Find all lines in the records that include the word "resource", and copy them out.

- [MATERIAL TO PROCESS]

========================

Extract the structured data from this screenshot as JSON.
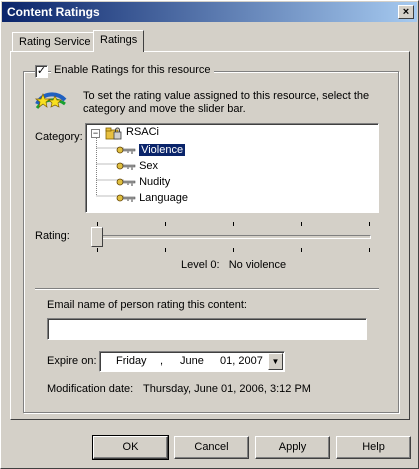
{
  "window": {
    "title": "Content Ratings",
    "close_glyph": "×"
  },
  "tabs": [
    {
      "label": "Rating Service",
      "active": false
    },
    {
      "label": "Ratings",
      "active": true
    }
  ],
  "ratings": {
    "enable_checkbox": {
      "label": "Enable Ratings for this resource",
      "checked": true,
      "glyph": "✓"
    },
    "instructions_line1": "To set the rating value assigned to this resource, select the",
    "instructions_line2": "category and move the slider bar.",
    "category_label": "Category:",
    "tree": {
      "root": "RSACi",
      "expander": "−",
      "items": [
        {
          "label": "Violence",
          "selected": true
        },
        {
          "label": "Sex",
          "selected": false
        },
        {
          "label": "Nudity",
          "selected": false
        },
        {
          "label": "Language",
          "selected": false
        }
      ]
    },
    "rating_label": "Rating:",
    "slider": {
      "value": 0,
      "max": 4
    },
    "level_text": "Level 0:   No violence"
  },
  "email": {
    "label": "Email name of person rating this content:",
    "value": ""
  },
  "expire": {
    "label": "Expire on:",
    "day": "Friday",
    "sep1": ",",
    "month": "June",
    "date": "01, 2007",
    "dropdown_glyph": "▼"
  },
  "modification": {
    "label": "Modification date:",
    "value": "Thursday, June 01, 2006, 3:12 PM"
  },
  "buttons": {
    "ok": "OK",
    "cancel": "Cancel",
    "apply": "Apply",
    "help": "Help"
  },
  "colors": {
    "selection": "#0a246a",
    "face": "#d4d0c8",
    "title_start": "#0a246a",
    "title_end": "#a6caf0"
  }
}
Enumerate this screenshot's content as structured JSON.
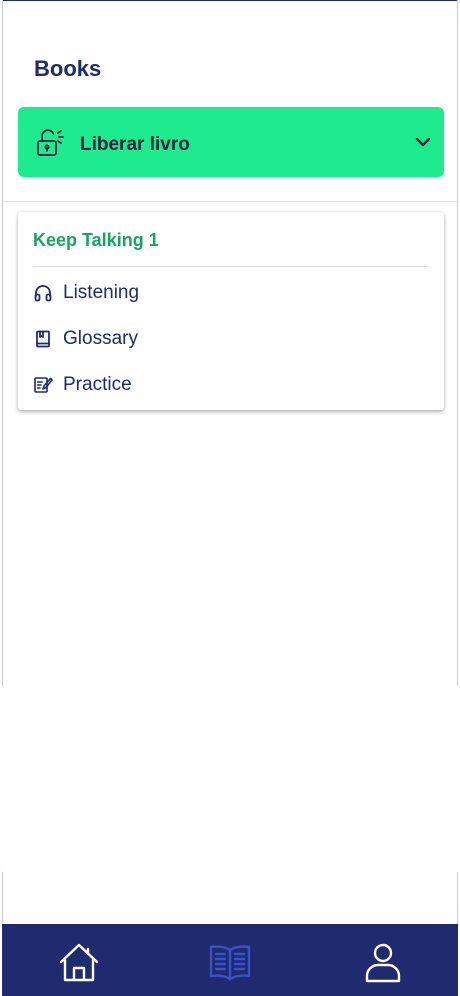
{
  "page": {
    "title": "Books"
  },
  "unlock": {
    "label": "Liberar livro",
    "icon": "unlock-icon",
    "expand_icon": "chevron-down-icon",
    "background": "#1eeb8e"
  },
  "book": {
    "title": "Keep Talking 1",
    "title_color": "#14a85e",
    "items": [
      {
        "label": "Listening",
        "icon": "headphones-icon"
      },
      {
        "label": "Glossary",
        "icon": "book-icon"
      },
      {
        "label": "Practice",
        "icon": "edit-icon"
      }
    ]
  },
  "bottom_nav": {
    "background": "#1f2b6e",
    "items": [
      {
        "name": "home",
        "icon": "home-icon",
        "active": false
      },
      {
        "name": "books",
        "icon": "open-book-icon",
        "active": true
      },
      {
        "name": "profile",
        "icon": "user-icon",
        "active": false
      }
    ],
    "active_color": "#3a52c9",
    "inactive_color": "#ffffff"
  }
}
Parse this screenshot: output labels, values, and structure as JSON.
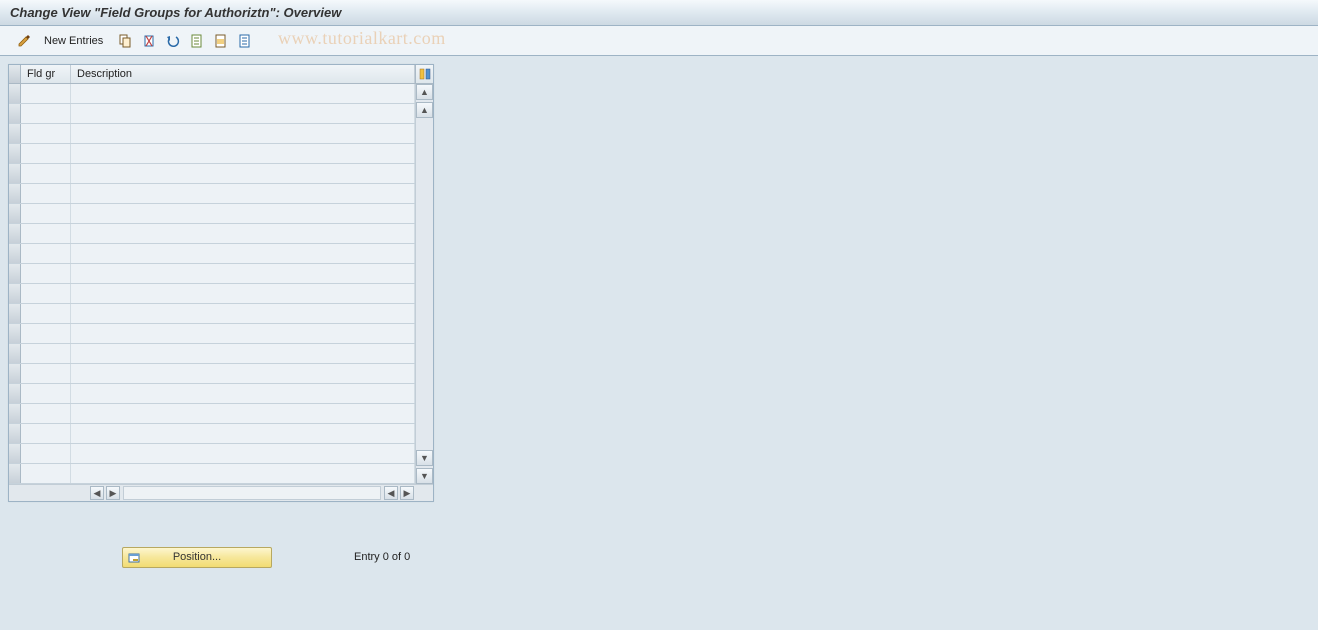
{
  "header": {
    "title": "Change View \"Field Groups for Authoriztn\": Overview"
  },
  "toolbar": {
    "new_entries_label": "New Entries"
  },
  "watermark": {
    "text": "www.tutorialkart.com"
  },
  "table": {
    "columns": {
      "fld_gr": "Fld gr",
      "description": "Description"
    },
    "row_count": 20
  },
  "footer": {
    "position_label": "Position...",
    "entry_status": "Entry 0 of 0"
  }
}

========================

- [THE REPLY]
      "label": "Enable Ratings for this resource",
    "instructions_line1": "To set the rating value assigned to this resource, select the",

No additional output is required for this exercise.